* start Materials provided *

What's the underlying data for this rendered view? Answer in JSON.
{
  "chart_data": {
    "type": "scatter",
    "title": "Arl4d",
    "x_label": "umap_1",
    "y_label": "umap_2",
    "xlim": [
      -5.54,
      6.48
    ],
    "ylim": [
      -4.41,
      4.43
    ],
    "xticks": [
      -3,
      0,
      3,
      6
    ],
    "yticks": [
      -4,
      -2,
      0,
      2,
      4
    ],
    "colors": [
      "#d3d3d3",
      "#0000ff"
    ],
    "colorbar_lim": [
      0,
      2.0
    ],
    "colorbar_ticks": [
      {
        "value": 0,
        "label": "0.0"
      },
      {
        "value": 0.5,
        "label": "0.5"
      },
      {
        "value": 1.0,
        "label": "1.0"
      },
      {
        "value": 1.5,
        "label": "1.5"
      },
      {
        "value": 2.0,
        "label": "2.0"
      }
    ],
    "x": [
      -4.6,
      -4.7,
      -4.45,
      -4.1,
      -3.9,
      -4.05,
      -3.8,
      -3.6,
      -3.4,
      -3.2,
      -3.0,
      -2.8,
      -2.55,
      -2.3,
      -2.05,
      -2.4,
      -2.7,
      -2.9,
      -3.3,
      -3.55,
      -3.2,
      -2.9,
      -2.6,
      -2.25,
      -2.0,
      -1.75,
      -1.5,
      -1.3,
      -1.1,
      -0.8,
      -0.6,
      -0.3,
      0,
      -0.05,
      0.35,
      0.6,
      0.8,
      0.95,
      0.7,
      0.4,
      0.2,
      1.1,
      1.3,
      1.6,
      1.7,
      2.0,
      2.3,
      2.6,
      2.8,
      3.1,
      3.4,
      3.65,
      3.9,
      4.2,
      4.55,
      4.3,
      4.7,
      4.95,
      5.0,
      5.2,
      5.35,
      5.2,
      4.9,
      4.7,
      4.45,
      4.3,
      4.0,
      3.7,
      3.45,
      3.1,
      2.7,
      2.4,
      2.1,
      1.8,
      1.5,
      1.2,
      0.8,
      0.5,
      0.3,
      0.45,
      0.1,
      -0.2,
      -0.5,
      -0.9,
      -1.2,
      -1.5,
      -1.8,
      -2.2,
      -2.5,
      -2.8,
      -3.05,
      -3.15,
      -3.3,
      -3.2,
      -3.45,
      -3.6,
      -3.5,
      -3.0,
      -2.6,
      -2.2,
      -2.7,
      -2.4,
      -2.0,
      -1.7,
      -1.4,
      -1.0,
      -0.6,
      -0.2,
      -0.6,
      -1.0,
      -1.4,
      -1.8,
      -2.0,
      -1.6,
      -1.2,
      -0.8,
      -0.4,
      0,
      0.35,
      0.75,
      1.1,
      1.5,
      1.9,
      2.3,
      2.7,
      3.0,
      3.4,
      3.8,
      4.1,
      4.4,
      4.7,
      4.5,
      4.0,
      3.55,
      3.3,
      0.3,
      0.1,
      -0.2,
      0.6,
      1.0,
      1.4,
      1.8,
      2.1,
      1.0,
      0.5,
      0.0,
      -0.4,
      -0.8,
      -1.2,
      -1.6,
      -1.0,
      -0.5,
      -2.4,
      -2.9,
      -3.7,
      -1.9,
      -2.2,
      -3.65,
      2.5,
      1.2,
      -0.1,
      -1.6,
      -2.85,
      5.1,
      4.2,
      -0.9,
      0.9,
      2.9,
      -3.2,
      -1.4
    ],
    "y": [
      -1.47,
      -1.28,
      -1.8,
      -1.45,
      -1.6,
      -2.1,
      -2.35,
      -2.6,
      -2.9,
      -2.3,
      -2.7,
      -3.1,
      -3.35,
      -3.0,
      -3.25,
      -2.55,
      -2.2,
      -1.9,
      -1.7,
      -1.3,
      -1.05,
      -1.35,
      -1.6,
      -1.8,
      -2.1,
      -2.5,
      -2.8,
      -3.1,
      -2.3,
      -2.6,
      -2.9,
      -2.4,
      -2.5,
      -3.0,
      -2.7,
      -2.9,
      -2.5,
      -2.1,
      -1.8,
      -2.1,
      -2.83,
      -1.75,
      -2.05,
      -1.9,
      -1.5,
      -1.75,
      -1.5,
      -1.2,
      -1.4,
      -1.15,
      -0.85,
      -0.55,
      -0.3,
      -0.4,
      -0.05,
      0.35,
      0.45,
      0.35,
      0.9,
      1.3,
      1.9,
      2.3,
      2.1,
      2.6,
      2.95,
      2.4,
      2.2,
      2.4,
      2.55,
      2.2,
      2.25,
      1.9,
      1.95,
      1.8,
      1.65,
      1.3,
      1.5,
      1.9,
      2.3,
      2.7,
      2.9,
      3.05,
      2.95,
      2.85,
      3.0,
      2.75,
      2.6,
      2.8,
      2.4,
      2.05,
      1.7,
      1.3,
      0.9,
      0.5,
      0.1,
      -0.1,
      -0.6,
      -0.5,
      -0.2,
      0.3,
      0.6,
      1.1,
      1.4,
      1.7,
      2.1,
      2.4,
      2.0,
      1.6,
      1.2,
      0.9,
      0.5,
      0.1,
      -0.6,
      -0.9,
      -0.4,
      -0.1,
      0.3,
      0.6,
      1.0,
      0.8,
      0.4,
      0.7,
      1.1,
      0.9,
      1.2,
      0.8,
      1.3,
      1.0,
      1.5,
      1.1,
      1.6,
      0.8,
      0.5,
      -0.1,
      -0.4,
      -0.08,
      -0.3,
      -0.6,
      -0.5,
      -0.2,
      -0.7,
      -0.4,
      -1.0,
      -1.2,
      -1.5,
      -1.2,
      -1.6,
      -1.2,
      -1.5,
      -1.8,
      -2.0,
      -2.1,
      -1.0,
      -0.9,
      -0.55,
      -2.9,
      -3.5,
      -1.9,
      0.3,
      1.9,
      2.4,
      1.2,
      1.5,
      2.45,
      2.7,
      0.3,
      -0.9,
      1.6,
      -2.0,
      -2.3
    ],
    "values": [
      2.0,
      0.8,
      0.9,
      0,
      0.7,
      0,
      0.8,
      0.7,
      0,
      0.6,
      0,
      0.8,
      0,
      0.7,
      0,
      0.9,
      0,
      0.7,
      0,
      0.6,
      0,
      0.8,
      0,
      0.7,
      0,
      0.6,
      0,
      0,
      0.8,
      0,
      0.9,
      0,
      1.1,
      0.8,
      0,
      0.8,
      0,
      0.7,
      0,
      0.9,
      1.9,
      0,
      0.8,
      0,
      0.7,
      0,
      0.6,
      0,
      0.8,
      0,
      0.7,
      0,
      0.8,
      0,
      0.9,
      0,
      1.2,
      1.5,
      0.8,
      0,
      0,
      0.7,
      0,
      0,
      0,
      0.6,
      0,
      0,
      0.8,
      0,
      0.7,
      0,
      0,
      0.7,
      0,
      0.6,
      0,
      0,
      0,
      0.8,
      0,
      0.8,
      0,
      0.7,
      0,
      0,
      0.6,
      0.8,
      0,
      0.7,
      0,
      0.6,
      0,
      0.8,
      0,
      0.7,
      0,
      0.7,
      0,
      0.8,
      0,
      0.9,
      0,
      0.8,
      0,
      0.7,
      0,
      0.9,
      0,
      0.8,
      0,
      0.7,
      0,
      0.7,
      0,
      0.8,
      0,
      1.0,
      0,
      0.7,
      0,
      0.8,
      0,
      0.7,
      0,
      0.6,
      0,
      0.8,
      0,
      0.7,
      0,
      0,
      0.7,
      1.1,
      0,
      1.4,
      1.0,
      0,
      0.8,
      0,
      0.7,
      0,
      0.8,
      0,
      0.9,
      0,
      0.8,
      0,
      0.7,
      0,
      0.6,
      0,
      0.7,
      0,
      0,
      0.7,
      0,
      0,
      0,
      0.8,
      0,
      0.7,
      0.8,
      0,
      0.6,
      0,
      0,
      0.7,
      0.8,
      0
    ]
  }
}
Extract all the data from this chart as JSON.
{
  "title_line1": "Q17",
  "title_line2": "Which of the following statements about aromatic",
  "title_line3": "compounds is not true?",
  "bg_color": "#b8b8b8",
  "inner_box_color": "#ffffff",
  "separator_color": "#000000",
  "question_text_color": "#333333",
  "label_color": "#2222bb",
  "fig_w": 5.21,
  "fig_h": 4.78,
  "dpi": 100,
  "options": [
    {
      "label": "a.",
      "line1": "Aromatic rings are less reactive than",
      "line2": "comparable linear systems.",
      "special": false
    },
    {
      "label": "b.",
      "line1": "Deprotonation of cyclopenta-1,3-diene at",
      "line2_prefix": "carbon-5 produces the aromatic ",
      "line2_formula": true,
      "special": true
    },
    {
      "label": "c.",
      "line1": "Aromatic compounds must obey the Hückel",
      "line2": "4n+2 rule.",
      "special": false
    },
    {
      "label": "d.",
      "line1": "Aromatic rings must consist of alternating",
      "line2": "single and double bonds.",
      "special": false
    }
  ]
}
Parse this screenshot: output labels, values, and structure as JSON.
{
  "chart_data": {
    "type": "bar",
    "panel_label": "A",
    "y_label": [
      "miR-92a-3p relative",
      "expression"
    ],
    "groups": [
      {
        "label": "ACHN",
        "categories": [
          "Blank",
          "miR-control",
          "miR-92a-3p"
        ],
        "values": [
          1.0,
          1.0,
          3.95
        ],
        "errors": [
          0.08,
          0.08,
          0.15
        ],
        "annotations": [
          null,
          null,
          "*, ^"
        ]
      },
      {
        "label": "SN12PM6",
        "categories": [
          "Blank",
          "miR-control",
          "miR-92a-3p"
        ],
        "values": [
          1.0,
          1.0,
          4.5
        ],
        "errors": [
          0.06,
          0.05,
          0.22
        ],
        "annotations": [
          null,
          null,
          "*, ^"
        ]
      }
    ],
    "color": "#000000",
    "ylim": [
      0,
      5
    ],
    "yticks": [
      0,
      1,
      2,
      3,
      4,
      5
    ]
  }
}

* end Materials provided *

* **Stated problem**
Identify all lines in the records above with the word "JSON".

* **Answer to this task**
What's the underlying data for this rendered view? Answer in JSON.
Extract all the data from this chart as JSON.
Parse this screenshot: output labels, values, and structure as JSON.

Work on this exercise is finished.